* **Extracted material**:

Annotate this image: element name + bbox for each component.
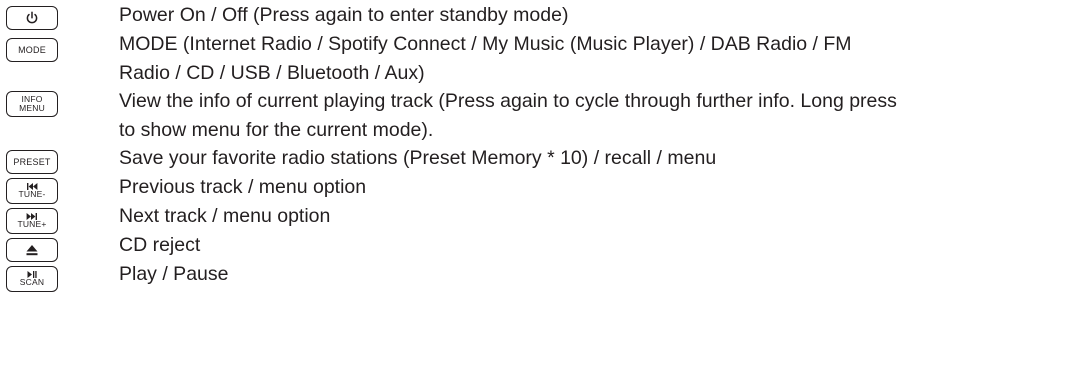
- description-line: Save your favorite radio stations (Prese…: [119, 147, 717, 169]
- item-description: Next track / menu option: [119, 202, 1084, 231]
- item-description: Power On / Off (Press again to enter sta…: [119, 1, 1084, 30]
- description-line: Previous track / menu option: [119, 176, 367, 198]
- key-label: PRESET: [13, 156, 51, 167]
- description-line: Radio / CD / USB / Bluetooth / Aux): [119, 61, 425, 84]
- item-description: Play / Pause: [119, 260, 1084, 289]
- item-description: Save your favorite radio stations (Prese…: [119, 144, 1084, 173]
- key-label: TUNE-: [18, 189, 46, 199]
- key-label: MODE: [18, 44, 46, 55]
- mode-button[interactable]: MODE: [6, 38, 58, 62]
- description-line: View the info of current playing track (…: [119, 90, 897, 112]
- power-icon: [26, 11, 38, 24]
- preset-button[interactable]: PRESET: [6, 150, 58, 174]
- eject-icon: [26, 244, 38, 255]
- description-line: to show menu for the current mode).: [119, 118, 434, 141]
- description-line: Play / Pause: [119, 263, 229, 285]
- function-list: { "items": [ { "key": { "icon": "power-i…: [0, 0, 1092, 365]
- item-description: Previous track / menu option: [119, 173, 1084, 202]
- play-pause-button[interactable]: SCAN: [6, 266, 58, 292]
- key-label-bottom: MENU: [19, 103, 45, 113]
- tune-plus-button[interactable]: TUNE+: [6, 208, 58, 234]
- key-label: SCAN: [19, 277, 45, 287]
- description-line: MODE (Internet Radio / Spotify Connect /…: [119, 33, 852, 55]
- power-button[interactable]: [6, 6, 58, 30]
- item-description: View the info of current playing track (…: [119, 87, 1084, 144]
- description-line: Power On / Off (Press again to enter sta…: [119, 4, 569, 26]
- info-menu-button[interactable]: INFO MENU: [6, 91, 58, 117]
- key-label: TUNE+: [17, 219, 47, 229]
- item-description: MODE (Internet Radio / Spotify Connect /…: [119, 30, 1084, 87]
- tune-minus-button[interactable]: TUNE-: [6, 178, 58, 204]
- description-line: CD reject: [119, 234, 201, 256]
- description-line: Next track / menu option: [119, 205, 331, 227]
- eject-button[interactable]: [6, 238, 58, 262]
- item-description: CD reject: [119, 231, 1084, 260]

* **Work required**: Could you rewrite the lines above as a Markdown table with two columns, Row and Line text, numbering each row and skipping any blank lines? Leave the picture out of the table.

* **Expected answer**:
| Row | Line text |
|---|---|
| 1 | Annotate this image: element name + bbox for each component. |
| 2 | - description-line: Save your favorite radio stations (Prese…: [119, 147, 717, 169] |
| 3 | - item-description: Next track / menu option: [119, 202, 1084, 231] |
| 4 | - item-description: Power On / Off (Press again to enter sta…: [119, 1, 1084, 30] |
| 5 | - description-line: Previous track / menu option: [119, 176, 367, 198] |
| 6 | - key-label: PRESET: [13, 156, 51, 167] |
| 7 | - description-line: Radio / CD / USB / Bluetooth / Aux): [119, 61, 425, 84] |
| 8 | - item-description: Play / Pause: [119, 260, 1084, 289] |
| 9 | - item-description: Save your favorite radio stations (Prese…: [119, 144, 1084, 173] |
| 10 | - key-label: TUNE-: [18, 189, 46, 199] |
| 11 | - key-label: MODE: [18, 44, 46, 55] |
| 12 | - mode-button[interactable]: MODE: [6, 38, 58, 62] |
| 13 | - description-line: View the info of current playing track (…: [119, 90, 897, 112] |
| 14 | - power-icon: [26, 11, 38, 24] |
| 15 | - preset-button[interactable]: PRESET: [6, 150, 58, 174] |
| 16 | - eject-icon: [26, 244, 38, 255] |
| 17 | - description-line: to show menu for the current mode).: [119, 118, 434, 141] |
| 18 | - description-line: Play / Pause: [119, 263, 229, 285] |
| 19 | - function-list: { "items": [ { "key": { "icon": "power-i…: [0, 0, 1092, 365] |
| 20 | - item-description: Previous track / menu option: [119, 173, 1084, 202] |
| 21 | - play-pause-button[interactable]: SCAN: [6, 266, 58, 292] |
| 22 | - key-label-bottom: MENU: [19, 103, 45, 113] |
| 23 | - tune-plus-button[interactable]: TUNE+: [6, 208, 58, 234] |
| 24 | - key-label: SCAN: [19, 277, 45, 287] |
| 25 | - description-line: MODE (Internet Radio / Spotify Connect /…: [119, 33, 852, 55] |
| 26 | - power-button[interactable]: [6, 6, 58, 30] |
| 27 | - item-description: View the info of current playing track (…: [119, 87, 1084, 144] |
| 28 | - description-line: Power On / Off (Press again to enter sta…: [119, 4, 569, 26] |
| 29 | - info-menu-button[interactable]: INFO MENU: [6, 91, 58, 117] |
| 30 | - key-label: TUNE+: [17, 219, 47, 229] |
| 31 | - item-description: MODE (Internet Radio / Spotify Connect /…: [119, 30, 1084, 87] |
| 32 | - tune-minus-button[interactable]: TUNE-: [6, 178, 58, 204] |
| 33 | - description-line: CD reject: [119, 234, 201, 256] |
| 34 | - description-line: Next track / menu option: [119, 205, 331, 227] |
| 35 | - eject-button[interactable]: [6, 238, 58, 262] |
| 36 | - item-description: CD reject: [119, 231, 1084, 260] |